Given instruction ::
Write the line that includes "Type out the text in this image." and all subsequent lines, exactly as written, and nothing more.

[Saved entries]

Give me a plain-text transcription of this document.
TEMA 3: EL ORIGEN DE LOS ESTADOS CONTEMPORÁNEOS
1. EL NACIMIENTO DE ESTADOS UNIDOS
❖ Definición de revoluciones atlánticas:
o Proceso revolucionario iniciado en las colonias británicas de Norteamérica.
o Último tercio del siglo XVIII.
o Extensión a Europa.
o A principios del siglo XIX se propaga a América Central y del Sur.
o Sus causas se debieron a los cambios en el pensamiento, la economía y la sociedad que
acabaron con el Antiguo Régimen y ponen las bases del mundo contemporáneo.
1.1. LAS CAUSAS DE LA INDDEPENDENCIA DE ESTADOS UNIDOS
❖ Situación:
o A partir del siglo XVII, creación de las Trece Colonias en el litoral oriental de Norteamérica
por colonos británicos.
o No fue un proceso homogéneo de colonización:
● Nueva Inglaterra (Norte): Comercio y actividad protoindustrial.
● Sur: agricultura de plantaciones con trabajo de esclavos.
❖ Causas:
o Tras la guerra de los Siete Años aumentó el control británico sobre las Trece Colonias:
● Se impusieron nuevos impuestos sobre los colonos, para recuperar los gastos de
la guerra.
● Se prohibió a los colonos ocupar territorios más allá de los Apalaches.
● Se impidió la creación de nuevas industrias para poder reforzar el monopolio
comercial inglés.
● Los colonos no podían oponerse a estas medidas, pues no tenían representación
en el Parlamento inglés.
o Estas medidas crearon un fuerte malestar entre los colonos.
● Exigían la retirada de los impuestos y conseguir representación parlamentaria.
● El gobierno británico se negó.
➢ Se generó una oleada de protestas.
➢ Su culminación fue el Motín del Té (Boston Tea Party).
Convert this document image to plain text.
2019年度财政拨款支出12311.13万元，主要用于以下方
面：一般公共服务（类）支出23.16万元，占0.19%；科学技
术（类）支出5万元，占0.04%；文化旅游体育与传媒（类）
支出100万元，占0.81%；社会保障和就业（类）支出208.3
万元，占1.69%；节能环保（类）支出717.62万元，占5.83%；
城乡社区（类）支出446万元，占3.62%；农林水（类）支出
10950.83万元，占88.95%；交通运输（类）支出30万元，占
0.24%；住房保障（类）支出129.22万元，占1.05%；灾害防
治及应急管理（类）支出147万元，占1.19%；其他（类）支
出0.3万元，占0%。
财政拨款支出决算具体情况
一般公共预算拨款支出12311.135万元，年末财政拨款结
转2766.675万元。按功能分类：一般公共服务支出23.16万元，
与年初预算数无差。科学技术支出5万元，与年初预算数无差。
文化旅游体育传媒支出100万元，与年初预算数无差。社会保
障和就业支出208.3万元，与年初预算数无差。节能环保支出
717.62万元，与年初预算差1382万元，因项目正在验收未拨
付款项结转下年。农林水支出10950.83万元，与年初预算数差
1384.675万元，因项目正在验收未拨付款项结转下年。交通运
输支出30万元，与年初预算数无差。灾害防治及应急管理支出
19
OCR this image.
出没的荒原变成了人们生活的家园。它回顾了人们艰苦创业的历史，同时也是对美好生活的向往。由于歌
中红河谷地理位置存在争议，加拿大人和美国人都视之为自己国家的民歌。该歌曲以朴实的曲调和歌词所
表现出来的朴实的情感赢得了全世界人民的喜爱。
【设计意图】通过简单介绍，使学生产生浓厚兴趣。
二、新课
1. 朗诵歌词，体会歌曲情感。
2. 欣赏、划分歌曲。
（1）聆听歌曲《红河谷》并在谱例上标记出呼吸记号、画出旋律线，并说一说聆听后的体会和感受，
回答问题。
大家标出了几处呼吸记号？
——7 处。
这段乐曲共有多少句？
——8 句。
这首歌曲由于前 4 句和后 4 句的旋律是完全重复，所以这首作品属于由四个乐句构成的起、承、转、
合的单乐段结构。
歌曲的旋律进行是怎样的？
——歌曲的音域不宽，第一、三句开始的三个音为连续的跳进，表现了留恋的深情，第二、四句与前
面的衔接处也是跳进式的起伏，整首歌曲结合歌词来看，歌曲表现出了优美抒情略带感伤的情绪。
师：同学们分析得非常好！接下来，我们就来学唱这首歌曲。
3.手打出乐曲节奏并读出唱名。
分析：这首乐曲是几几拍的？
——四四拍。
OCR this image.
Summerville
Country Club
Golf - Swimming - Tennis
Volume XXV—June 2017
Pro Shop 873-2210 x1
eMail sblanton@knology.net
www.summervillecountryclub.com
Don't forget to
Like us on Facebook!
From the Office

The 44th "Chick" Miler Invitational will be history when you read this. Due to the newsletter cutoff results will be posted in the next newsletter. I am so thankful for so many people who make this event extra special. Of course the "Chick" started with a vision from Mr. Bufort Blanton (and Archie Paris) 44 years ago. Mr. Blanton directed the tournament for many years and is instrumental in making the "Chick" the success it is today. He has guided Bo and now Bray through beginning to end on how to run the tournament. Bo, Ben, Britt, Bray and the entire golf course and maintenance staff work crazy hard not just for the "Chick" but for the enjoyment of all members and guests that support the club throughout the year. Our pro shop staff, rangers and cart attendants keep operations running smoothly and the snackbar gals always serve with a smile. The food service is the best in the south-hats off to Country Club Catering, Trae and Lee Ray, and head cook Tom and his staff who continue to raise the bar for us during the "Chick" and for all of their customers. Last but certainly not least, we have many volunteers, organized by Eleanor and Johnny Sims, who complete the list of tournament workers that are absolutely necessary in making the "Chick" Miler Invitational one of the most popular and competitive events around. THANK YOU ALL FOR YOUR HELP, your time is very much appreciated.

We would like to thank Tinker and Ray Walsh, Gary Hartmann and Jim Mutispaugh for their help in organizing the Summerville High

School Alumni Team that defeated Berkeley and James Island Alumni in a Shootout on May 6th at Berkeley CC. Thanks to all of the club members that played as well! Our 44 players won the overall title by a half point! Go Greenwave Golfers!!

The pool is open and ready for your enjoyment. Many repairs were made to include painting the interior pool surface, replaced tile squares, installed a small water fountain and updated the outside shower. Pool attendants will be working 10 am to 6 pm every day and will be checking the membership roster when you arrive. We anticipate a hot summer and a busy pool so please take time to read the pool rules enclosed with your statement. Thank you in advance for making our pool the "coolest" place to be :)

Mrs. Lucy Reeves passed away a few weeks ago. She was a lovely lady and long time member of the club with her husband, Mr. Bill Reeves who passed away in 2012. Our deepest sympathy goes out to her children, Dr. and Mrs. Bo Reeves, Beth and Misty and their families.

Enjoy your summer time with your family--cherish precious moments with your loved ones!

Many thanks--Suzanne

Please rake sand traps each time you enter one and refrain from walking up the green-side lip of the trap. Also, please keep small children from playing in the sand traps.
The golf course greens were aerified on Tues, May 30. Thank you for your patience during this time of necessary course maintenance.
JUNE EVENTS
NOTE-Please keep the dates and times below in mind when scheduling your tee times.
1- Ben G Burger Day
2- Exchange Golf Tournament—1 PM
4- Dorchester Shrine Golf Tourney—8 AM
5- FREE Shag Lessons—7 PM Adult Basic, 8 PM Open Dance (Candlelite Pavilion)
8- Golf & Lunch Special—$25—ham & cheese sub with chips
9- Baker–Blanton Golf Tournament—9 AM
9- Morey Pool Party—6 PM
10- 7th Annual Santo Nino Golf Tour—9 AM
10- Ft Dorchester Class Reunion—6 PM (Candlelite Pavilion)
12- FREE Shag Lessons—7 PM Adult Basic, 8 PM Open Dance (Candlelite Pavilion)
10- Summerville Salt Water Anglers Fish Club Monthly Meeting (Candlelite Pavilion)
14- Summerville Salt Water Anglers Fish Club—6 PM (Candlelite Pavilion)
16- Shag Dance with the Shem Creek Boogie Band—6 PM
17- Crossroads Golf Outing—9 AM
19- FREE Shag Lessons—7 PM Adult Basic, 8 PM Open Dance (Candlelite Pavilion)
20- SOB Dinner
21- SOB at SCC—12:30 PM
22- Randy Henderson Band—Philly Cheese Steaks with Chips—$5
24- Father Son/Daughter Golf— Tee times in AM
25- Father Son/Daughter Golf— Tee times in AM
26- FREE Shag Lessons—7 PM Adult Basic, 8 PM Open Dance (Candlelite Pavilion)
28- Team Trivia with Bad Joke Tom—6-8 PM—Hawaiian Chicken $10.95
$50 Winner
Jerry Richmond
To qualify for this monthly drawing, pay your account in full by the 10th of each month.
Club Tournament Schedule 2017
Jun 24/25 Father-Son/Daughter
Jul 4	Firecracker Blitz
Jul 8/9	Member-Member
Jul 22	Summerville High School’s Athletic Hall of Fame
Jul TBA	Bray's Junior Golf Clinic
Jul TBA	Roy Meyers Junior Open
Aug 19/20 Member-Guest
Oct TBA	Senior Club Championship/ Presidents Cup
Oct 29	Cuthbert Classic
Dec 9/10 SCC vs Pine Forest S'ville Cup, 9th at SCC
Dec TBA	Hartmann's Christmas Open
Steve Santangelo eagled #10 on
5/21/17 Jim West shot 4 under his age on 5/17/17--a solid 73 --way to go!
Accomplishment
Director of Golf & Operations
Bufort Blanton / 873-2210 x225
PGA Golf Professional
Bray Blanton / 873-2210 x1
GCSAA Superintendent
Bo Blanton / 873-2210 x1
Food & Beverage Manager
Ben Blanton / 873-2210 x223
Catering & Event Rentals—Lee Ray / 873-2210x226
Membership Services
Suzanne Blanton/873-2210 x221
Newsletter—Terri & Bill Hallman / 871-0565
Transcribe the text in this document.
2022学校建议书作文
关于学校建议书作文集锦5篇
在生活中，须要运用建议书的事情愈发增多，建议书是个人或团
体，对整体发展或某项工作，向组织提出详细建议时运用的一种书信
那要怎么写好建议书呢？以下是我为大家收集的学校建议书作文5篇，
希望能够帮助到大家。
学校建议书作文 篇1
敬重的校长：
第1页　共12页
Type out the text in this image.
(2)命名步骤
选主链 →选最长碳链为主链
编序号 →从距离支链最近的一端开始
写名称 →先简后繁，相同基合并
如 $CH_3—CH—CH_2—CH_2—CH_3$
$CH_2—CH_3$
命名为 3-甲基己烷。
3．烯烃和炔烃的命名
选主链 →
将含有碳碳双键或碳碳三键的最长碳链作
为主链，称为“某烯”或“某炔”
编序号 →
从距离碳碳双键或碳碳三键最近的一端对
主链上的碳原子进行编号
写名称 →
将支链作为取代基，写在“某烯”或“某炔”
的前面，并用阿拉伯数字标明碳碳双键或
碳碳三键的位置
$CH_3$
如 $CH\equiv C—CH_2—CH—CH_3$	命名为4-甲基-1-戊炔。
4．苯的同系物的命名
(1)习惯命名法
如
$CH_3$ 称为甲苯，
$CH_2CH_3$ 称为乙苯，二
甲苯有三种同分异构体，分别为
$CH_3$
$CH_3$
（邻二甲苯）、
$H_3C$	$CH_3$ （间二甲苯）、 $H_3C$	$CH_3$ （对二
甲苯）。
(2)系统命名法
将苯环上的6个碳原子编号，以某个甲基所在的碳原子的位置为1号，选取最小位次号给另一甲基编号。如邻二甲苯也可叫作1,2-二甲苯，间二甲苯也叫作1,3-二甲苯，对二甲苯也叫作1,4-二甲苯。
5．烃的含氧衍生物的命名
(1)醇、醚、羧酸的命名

Result ::
Type out the text in this image.
(2)命名步骤
选主链 →选最长碳链为主链
编序号 →从距离支链最近的一端开始
写名称 →先简后繁，相同基合并
如 $CH_3—CH—CH_2—CH_2—CH_3$
$CH_2—CH_3$
命名为 3-甲基己烷。
3．烯烃和炔烃的命名
选主链 →
将含有碳碳双键或碳碳三键的最长碳链作
为主链，称为“某烯”或“某炔”
编序号 →
从距离碳碳双键或碳碳三键最近的一端对
主链上的碳原子进行编号
写名称 →
将支链作为取代基，写在“某烯”或“某炔”
的前面，并用阿拉伯数字标明碳碳双键或
碳碳三键的位置
$CH_3$
如 $CH\equiv C—CH_2—CH—CH_3$	命名为4-甲基-1-戊炔。
4．苯的同系物的命名
(1)习惯命名法
如
$CH_3$ 称为甲苯，
$CH_2CH_3$ 称为乙苯，二
甲苯有三种同分异构体，分别为
$CH_3$
$CH_3$
（邻二甲苯）、
$H_3C$	$CH_3$ （间二甲苯）、 $H_3C$	$CH_3$ （对二
甲苯）。
(2)系统命名法
将苯环上的6个碳原子编号，以某个甲基所在的碳原子的位置为1号，选取最小位次号给另一甲基编号。如邻二甲苯也可叫作1,2-二甲苯，间二甲苯也叫作1,3-二甲苯，对二甲苯也叫作1,4-二甲苯。
5．烃的含氧衍生物的命名
(1)醇、醚、羧酸的命名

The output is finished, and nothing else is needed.